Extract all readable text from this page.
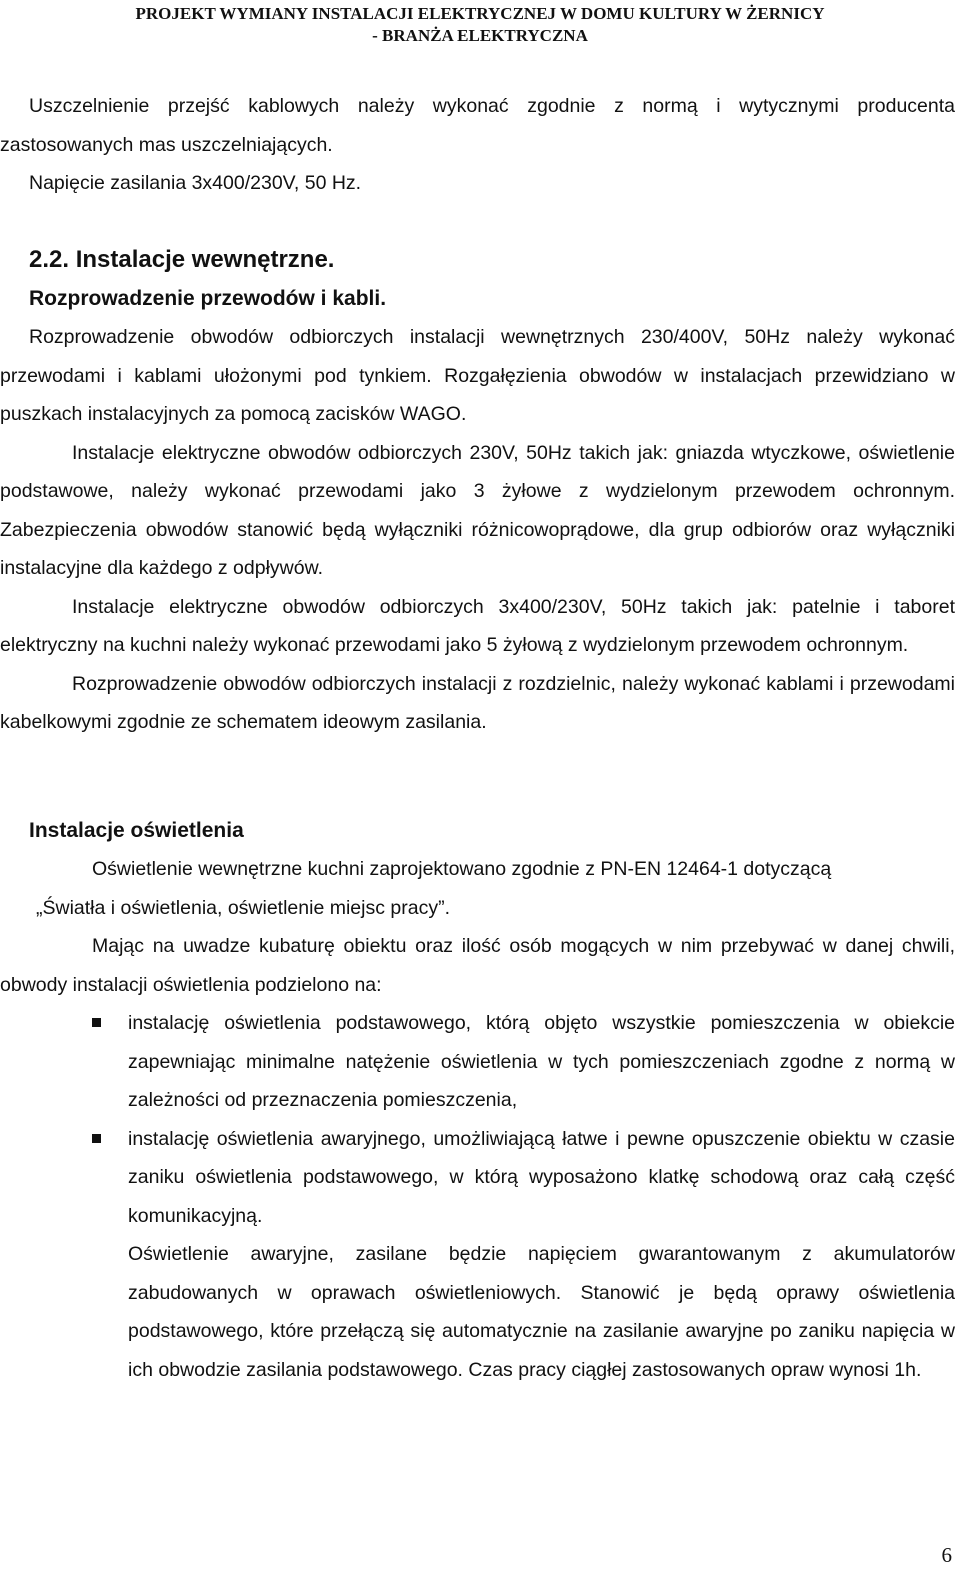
PROJEKT WYMIANY INSTALACJI ELEKTRYCZNEJ W DOMU KULTURY W ŻERNICY
- BRANŻA ELEKTRYCZNA

Uszczelnienie przejść kablowych należy wykonać zgodnie z normą i wytycznymi producenta zastosowanych mas uszczelniających.

Napięcie zasilania 3x400/230V, 50 Hz.

2.2. Instalacje wewnętrzne.

Rozprowadzenie przewodów i kabli.

Rozprowadzenie obwodów odbiorczych instalacji wewnętrznych 230/400V, 50Hz należy wykonać przewodami i kablami ułożonymi pod tynkiem. Rozgałęzienia obwodów w instalacjach przewidziano w puszkach instalacyjnych za pomocą zacisków WAGO.

Instalacje elektryczne obwodów odbiorczych 230V, 50Hz takich jak: gniazda wtyczkowe, oświetlenie podstawowe, należy wykonać przewodami jako 3 żyłowe z wydzielonym przewodem ochronnym. Zabezpieczenia obwodów stanowić będą wyłączniki różnicowoprądowe, dla grup odbiorów oraz wyłączniki instalacyjne dla każdego z odpływów.

Instalacje elektryczne obwodów odbiorczych 3x400/230V, 50Hz takich jak: patelnie i taboret elektryczny na kuchni należy wykonać przewodami jako 5 żyłową z wydzielonym przewodem ochronnym.

Rozprowadzenie obwodów odbiorczych instalacji z rozdzielnic, należy wykonać kablami i przewodami kabelkowymi zgodnie ze schematem ideowym zasilania.

Instalacje oświetlenia

Oświetlenie wewnętrzne kuchni zaprojektowano zgodnie z PN-EN 12464-1 dotyczącą

„Światła i oświetlenia, oświetlenie miejsc pracy”.

Mając na uwadze kubaturę obiektu oraz ilość osób mogących w nim przebywać w danej chwili, obwody instalacji oświetlenia podzielono na:

instalację oświetlenia podstawowego, którą objęto wszystkie pomieszczenia w obiekcie zapewniając minimalne natężenie oświetlenia w tych pomieszczeniach zgodne z normą w zależności od przeznaczenia pomieszczenia,
instalację oświetlenia awaryjnego, umożliwiającą łatwe i pewne opuszczenie obiektu w czasie zaniku oświetlenia podstawowego, w którą wyposażono klatkę schodową oraz całą część komunikacyjną.

Oświetlenie awaryjne, zasilane będzie napięciem gwarantowanym z akumulatorów zabudowanych w oprawach oświetleniowych. Stanowić je będą oprawy oświetlenia podstawowego, które przełączą się automatycznie na zasilanie awaryjne po zaniku napięcia w ich obwodzie zasilania podstawowego. Czas pracy ciągłej zastosowanych opraw wynosi 1h.

6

> [Problem details] Reproduce each line of the material containing the word "należy".

> [Answer in full]
Uszczelnienie przejść kablowych należy wykonać zgodnie z normą i wytycznymi producenta zastosowanych mas uszczelniających.
Rozprowadzenie obwodów odbiorczych instalacji wewnętrznych 230/400V, 50Hz należy wykonać przewodami i kablami ułożonymi pod tynkiem. Rozgałęzienia obwodów w instalacjach przewidziano w puszkach instalacyjnych za pomocą zacisków WAGO.
Instalacje elektryczne obwodów odbiorczych 230V, 50Hz takich jak: gniazda wtyczkowe, oświetlenie podstawowe, należy wykonać przewodami jako 3 żyłowe z wydzielonym przewodem ochronnym. Zabezpieczenia obwodów stanowić będą wyłączniki różnicowoprądowe, dla grup odbiorów oraz wyłączniki instalacyjne dla każdego z odpływów.
Instalacje elektryczne obwodów odbiorczych 3x400/230V, 50Hz takich jak: patelnie i taboret elektryczny na kuchni należy wykonać przewodami jako 5 żyłową z wydzielonym przewodem ochronnym.
Rozprowadzenie obwodów odbiorczych instalacji z rozdzielnic, należy wykonać kablami i przewodami kabelkowymi zgodnie ze schematem ideowym zasilania.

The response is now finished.